GIVEN INFORMATION ->
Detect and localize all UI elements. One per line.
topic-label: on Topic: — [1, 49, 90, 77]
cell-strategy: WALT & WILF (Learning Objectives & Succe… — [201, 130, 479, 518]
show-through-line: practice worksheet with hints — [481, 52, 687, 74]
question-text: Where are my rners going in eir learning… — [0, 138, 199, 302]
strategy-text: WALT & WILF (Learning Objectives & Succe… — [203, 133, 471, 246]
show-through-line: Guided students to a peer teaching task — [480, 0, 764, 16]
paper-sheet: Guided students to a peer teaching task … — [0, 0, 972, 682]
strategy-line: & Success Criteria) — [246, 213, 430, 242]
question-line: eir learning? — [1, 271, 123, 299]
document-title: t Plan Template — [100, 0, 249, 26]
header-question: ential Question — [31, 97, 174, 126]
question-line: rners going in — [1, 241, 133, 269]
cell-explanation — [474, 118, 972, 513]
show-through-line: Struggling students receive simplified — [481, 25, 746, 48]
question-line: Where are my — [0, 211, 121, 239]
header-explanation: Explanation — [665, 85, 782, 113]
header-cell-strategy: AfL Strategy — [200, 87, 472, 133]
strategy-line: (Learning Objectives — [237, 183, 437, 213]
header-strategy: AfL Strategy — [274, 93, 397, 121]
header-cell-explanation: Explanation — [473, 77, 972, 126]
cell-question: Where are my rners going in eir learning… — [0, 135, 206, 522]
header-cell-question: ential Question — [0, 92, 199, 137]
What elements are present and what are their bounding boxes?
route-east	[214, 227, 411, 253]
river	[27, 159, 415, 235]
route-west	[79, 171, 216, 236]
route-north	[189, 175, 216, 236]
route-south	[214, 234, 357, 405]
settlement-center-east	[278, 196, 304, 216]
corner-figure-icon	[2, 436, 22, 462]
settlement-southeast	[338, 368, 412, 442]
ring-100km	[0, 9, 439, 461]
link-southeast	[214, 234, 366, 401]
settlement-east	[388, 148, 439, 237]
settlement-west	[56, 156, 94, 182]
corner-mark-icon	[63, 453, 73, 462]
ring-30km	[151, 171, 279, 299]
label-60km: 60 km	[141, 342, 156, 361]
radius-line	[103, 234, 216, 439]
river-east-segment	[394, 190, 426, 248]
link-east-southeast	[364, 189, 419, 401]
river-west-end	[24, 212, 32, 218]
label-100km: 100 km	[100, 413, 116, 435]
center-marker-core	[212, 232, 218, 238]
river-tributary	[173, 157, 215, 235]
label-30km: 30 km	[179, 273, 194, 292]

REQUIRED TASK -> Put every line of the entries above into a Markdown table with two columns, No. and Line. Number the rows consecutively and omit any blank lines.

THE COMPLETED TASK ->
| No. | Line |
|---|---|
| 1 | Detect and localize all UI elements. One per line. |
| 2 | topic-label: on Topic: — [1, 49, 90, 77] |
| 3 | cell-strategy: WALT & WILF (Learning Objectives & Succe… — [201, 130, 479, 518] |
| 4 | show-through-line: practice worksheet with hints — [481, 52, 687, 74] |
| 5 | question-text: Where are my rners going in eir learning… — [0, 138, 199, 302] |
| 6 | strategy-text: WALT & WILF (Learning Objectives & Succe… — [203, 133, 471, 246] |
| 7 | show-through-line: Guided students to a peer teaching task — [480, 0, 764, 16] |
| 8 | paper-sheet: Guided students to a peer teaching task … — [0, 0, 972, 682] |
| 9 | strategy-line: & Success Criteria) — [246, 213, 430, 242] |
| 10 | question-line: eir learning? — [1, 271, 123, 299] |
| 11 | document-title: t Plan Template — [100, 0, 249, 26] |
| 12 | header-question: ential Question — [31, 97, 174, 126] |
| 13 | question-line: rners going in — [1, 241, 133, 269] |
| 14 | cell-explanation — [474, 118, 972, 513] |
| 15 | show-through-line: Struggling students receive simplified — [481, 25, 746, 48] |
| 16 | question-line: Where are my — [0, 211, 121, 239] |
| 17 | header-explanation: Explanation — [665, 85, 782, 113] |
| 18 | header-cell-strategy: AfL Strategy — [200, 87, 472, 133] |
| 19 | strategy-line: (Learning Objectives — [237, 183, 437, 213] |
| 20 | header-strategy: AfL Strategy — [274, 93, 397, 121] |
| 21 | header-cell-explanation: Explanation — [473, 77, 972, 126] |
| 22 | cell-question: Where are my rners going in eir learning… — [0, 135, 206, 522] |
| 23 | header-cell-question: ential Question — [0, 92, 199, 137] |
| 24 | What elements are present and what are their bounding boxes? |
| 25 | route-east	[214, 227, 411, 253] |
| 26 | river	[27, 159, 415, 235] |
| 27 | route-west	[79, 171, 216, 236] |
| 28 | route-north	[189, 175, 216, 236] |
| 29 | route-south	[214, 234, 357, 405] |
| 30 | settlement-center-east	[278, 196, 304, 216] |
| 31 | corner-figure-icon	[2, 436, 22, 462] |
| 32 | settlement-southeast	[338, 368, 412, 442] |
| 33 | ring-100km	[0, 9, 439, 461] |
| 34 | link-southeast	[214, 234, 366, 401] |
| 35 | settlement-east	[388, 148, 439, 237] |
| 36 | settlement-west	[56, 156, 94, 182] |
| 37 | corner-mark-icon	[63, 453, 73, 462] |
| 38 | ring-30km	[151, 171, 279, 299] |
| 39 | label-60km: 60 km	[141, 342, 156, 361] |
| 40 | radius-line	[103, 234, 216, 439] |
| 41 | river-east-segment	[394, 190, 426, 248] |
| 42 | link-east-southeast	[364, 189, 419, 401] |
| 43 | river-west-end	[24, 212, 32, 218] |
| 44 | label-100km: 100 km	[100, 413, 116, 435] |
| 45 | center-marker-core	[212, 232, 218, 238] |
| 46 | river-tributary	[173, 157, 215, 235] |
| 47 | label-30km: 30 km	[179, 273, 194, 292] |